-- RECORDS SHOWN start --

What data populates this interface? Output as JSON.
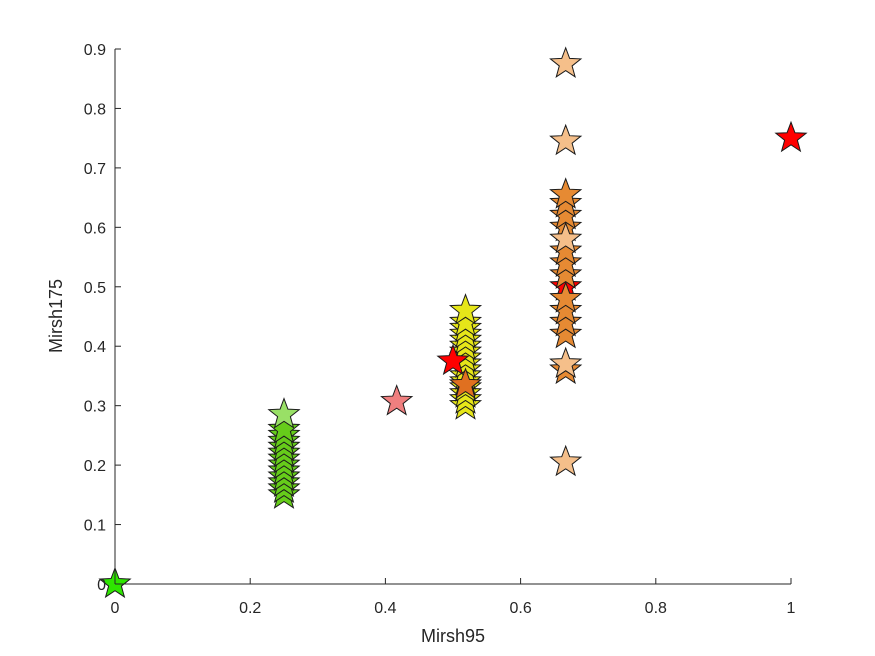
{
  "chart_data": {
    "type": "scatter",
    "title": "",
    "xlabel": "Mirsh95",
    "ylabel": "Mirsh175",
    "xlim": [
      0,
      1
    ],
    "ylim": [
      0,
      0.9
    ],
    "xticks": [
      0,
      0.2,
      0.4,
      0.6,
      0.8,
      1
    ],
    "xtick_labels": [
      "0",
      "0.2",
      "0.4",
      "0.6",
      "0.8",
      "1"
    ],
    "yticks": [
      0,
      0.1,
      0.2,
      0.3,
      0.4,
      0.5,
      0.6,
      0.7,
      0.8,
      0.9
    ],
    "ytick_labels": [
      "0",
      "0.1",
      "0.2",
      "0.3",
      "0.4",
      "0.5",
      "0.6",
      "0.7",
      "0.8",
      "0.9"
    ],
    "grid": false,
    "marker": "star",
    "series": [
      {
        "color": "#2ee600",
        "points": [
          [
            0,
            0
          ]
        ]
      },
      {
        "color": "#66cc1a",
        "points": [
          [
            0.25,
            0.15
          ],
          [
            0.25,
            0.16
          ],
          [
            0.25,
            0.17
          ],
          [
            0.25,
            0.18
          ],
          [
            0.25,
            0.19
          ],
          [
            0.25,
            0.2
          ],
          [
            0.25,
            0.21
          ],
          [
            0.25,
            0.22
          ],
          [
            0.25,
            0.23
          ],
          [
            0.25,
            0.24
          ],
          [
            0.25,
            0.25
          ],
          [
            0.25,
            0.26
          ]
        ]
      },
      {
        "color": "#99e066",
        "points": [
          [
            0.25,
            0.285
          ]
        ]
      },
      {
        "color": "#f07f7f",
        "points": [
          [
            0.4167,
            0.307
          ]
        ]
      },
      {
        "color": "#e6e619",
        "points": [
          [
            0.5185,
            0.3
          ],
          [
            0.5185,
            0.31
          ],
          [
            0.5185,
            0.32
          ],
          [
            0.5185,
            0.33
          ],
          [
            0.5185,
            0.34
          ],
          [
            0.5185,
            0.35
          ],
          [
            0.5185,
            0.36
          ],
          [
            0.5185,
            0.37
          ],
          [
            0.5185,
            0.38
          ],
          [
            0.5185,
            0.39
          ],
          [
            0.5185,
            0.4
          ],
          [
            0.5185,
            0.41
          ],
          [
            0.5185,
            0.42
          ],
          [
            0.5185,
            0.43
          ],
          [
            0.5185,
            0.44
          ],
          [
            0.5185,
            0.46
          ]
        ]
      },
      {
        "color": "#e07020",
        "points": [
          [
            0.5185,
            0.335
          ]
        ]
      },
      {
        "color": "#ff0000",
        "points": [
          [
            0.5,
            0.375
          ],
          [
            0.6667,
            0.5
          ],
          [
            1,
            0.75
          ]
        ]
      },
      {
        "color": "#e68a33",
        "points": [
          [
            0.6667,
            0.36
          ],
          [
            0.6667,
            0.42
          ],
          [
            0.6667,
            0.44
          ],
          [
            0.6667,
            0.46
          ],
          [
            0.6667,
            0.48
          ],
          [
            0.6667,
            0.52
          ],
          [
            0.6667,
            0.54
          ],
          [
            0.6667,
            0.56
          ],
          [
            0.6667,
            0.6
          ],
          [
            0.6667,
            0.62
          ],
          [
            0.6667,
            0.64
          ],
          [
            0.6667,
            0.655
          ]
        ]
      },
      {
        "color": "#f5bf8a",
        "points": [
          [
            0.6667,
            0.205
          ],
          [
            0.6667,
            0.37
          ],
          [
            0.6667,
            0.58
          ],
          [
            0.6667,
            0.745
          ],
          [
            0.6667,
            0.875
          ]
        ]
      }
    ]
  }
}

-- RECORDS SHOWN end --

**TASK STATEMENT:**
Using the records above, retype everything exactly except the pictures.

**SOLUTION TO THE EXERCISE:**
What data populates this interface? Output as JSON.
{
  "chart_data": {
    "type": "scatter",
    "title": "",
    "xlabel": "Mirsh95",
    "ylabel": "Mirsh175",
    "xlim": [
      0,
      1
    ],
    "ylim": [
      0,
      0.9
    ],
    "xticks": [
      0,
      0.2,
      0.4,
      0.6,
      0.8,
      1
    ],
    "xtick_labels": [
      "0",
      "0.2",
      "0.4",
      "0.6",
      "0.8",
      "1"
    ],
    "yticks": [
      0,
      0.1,
      0.2,
      0.3,
      0.4,
      0.5,
      0.6,
      0.7,
      0.8,
      0.9
    ],
    "ytick_labels": [
      "0",
      "0.1",
      "0.2",
      "0.3",
      "0.4",
      "0.5",
      "0.6",
      "0.7",
      "0.8",
      "0.9"
    ],
    "grid": false,
    "marker": "star",
    "series": [
      {
        "color": "#2ee600",
        "points": [
          [
            0,
            0
          ]
        ]
      },
      {
        "color": "#66cc1a",
        "points": [
          [
            0.25,
            0.15
          ],
          [
            0.25,
            0.16
          ],
          [
            0.25,
            0.17
          ],
          [
            0.25,
            0.18
          ],
          [
            0.25,
            0.19
          ],
          [
            0.25,
            0.2
          ],
          [
            0.25,
            0.21
          ],
          [
            0.25,
            0.22
          ],
          [
            0.25,
            0.23
          ],
          [
            0.25,
            0.24
          ],
          [
            0.25,
            0.25
          ],
          [
            0.25,
            0.26
          ]
        ]
      },
      {
        "color": "#99e066",
        "points": [
          [
            0.25,
            0.285
          ]
        ]
      },
      {
        "color": "#f07f7f",
        "points": [
          [
            0.4167,
            0.307
          ]
        ]
      },
      {
        "color": "#e6e619",
        "points": [
          [
            0.5185,
            0.3
          ],
          [
            0.5185,
            0.31
          ],
          [
            0.5185,
            0.32
          ],
          [
            0.5185,
            0.33
          ],
          [
            0.5185,
            0.34
          ],
          [
            0.5185,
            0.35
          ],
          [
            0.5185,
            0.36
          ],
          [
            0.5185,
            0.37
          ],
          [
            0.5185,
            0.38
          ],
          [
            0.5185,
            0.39
          ],
          [
            0.5185,
            0.4
          ],
          [
            0.5185,
            0.41
          ],
          [
            0.5185,
            0.42
          ],
          [
            0.5185,
            0.43
          ],
          [
            0.5185,
            0.44
          ],
          [
            0.5185,
            0.46
          ]
        ]
      },
      {
        "color": "#e07020",
        "points": [
          [
            0.5185,
            0.335
          ]
        ]
      },
      {
        "color": "#ff0000",
        "points": [
          [
            0.5,
            0.375
          ],
          [
            0.6667,
            0.5
          ],
          [
            1,
            0.75
          ]
        ]
      },
      {
        "color": "#e68a33",
        "points": [
          [
            0.6667,
            0.36
          ],
          [
            0.6667,
            0.42
          ],
          [
            0.6667,
            0.44
          ],
          [
            0.6667,
            0.46
          ],
          [
            0.6667,
            0.48
          ],
          [
            0.6667,
            0.52
          ],
          [
            0.6667,
            0.54
          ],
          [
            0.6667,
            0.56
          ],
          [
            0.6667,
            0.6
          ],
          [
            0.6667,
            0.62
          ],
          [
            0.6667,
            0.64
          ],
          [
            0.6667,
            0.655
          ]
        ]
      },
      {
        "color": "#f5bf8a",
        "points": [
          [
            0.6667,
            0.205
          ],
          [
            0.6667,
            0.37
          ],
          [
            0.6667,
            0.58
          ],
          [
            0.6667,
            0.745
          ],
          [
            0.6667,
            0.875
          ]
        ]
      }
    ]
  }
}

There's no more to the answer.